__Ausgewählter Textabschnitt__:
§ §
Zunächst einmal wie das Unrecht ausgesprochen: „Es erhob sich ein Murren“ heißt es zu Anfang. Die griechischen Witwen kamen zu kurz bei der täglichen Versorgung. Vielleicht haben sie selbst ihre Unzufriedenheit geäußert, vielleicht sind andere darauf aufmerksam geworden und haben sich verantwortlich gefühlt. Auf jeden Fall ist dieses „Murren“ der erste Schritt zu einer Lösung des Konflikts. Murren also etwas christliches? Also Unmut äußern und auf Unrecht aufmerksam machen? Keiner sagt den verwitweten Frauen, sie sollten sich still verhalten und bescheiden das Unrecht ertragen. Kein Wort davon. Wo Unrecht geschieht, muss es ausgesprochen werden – auch stellvertretend für die, die selbst keine Stimme haben. Dafür tragen wir alle Verantwortung. Nicht wegschauen, sondern wenigstens murren: Unmut äußern, Ungerechtigkeit aussprechen. Damit es die Verantwortlichen hören. Wenn man solche Worte in diesen Tagen sagt, dann muss man sie jedoch auch noch einmal genau prüfen. Denn gerade in der Gegenwart wird viel Unmut geäußert. Es wird gemurrt. Sich aufgelehnt. Viel Solidarität ist zu beobachten, aber auch viel Egoismus. Teilweise richtet sich der Blick – wie in der Jerusalemer Urgemeinde – auf die Gefährdeten und das, was Gefährdet ist, teilweise ist genau das Gegenteil der Fall.
§ §
__Zu prüfende Datensätze__:
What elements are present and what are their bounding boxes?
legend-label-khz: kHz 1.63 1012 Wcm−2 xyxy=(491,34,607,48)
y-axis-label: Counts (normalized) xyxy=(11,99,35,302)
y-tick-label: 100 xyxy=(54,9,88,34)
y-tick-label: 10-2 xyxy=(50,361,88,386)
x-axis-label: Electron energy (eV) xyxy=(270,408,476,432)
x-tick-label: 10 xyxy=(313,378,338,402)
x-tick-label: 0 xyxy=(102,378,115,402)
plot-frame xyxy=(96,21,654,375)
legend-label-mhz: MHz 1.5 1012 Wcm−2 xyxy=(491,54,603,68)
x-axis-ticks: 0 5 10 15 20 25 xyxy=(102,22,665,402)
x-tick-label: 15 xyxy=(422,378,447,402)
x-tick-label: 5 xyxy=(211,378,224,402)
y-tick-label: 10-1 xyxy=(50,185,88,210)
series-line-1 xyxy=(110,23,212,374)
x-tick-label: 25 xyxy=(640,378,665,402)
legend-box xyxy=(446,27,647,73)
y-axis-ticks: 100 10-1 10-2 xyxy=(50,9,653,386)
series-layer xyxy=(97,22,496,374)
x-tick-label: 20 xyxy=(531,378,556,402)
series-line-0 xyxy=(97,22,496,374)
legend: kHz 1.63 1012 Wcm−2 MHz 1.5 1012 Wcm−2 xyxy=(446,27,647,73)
§ §
__Aufgabenstellung__:
Welche Gruppe kam laut dem ausgewählten Textabschnitt bei der täglichen Versorgung zu kurz?

__Lösung der Aufgabe__:
Die griechischen Witwen.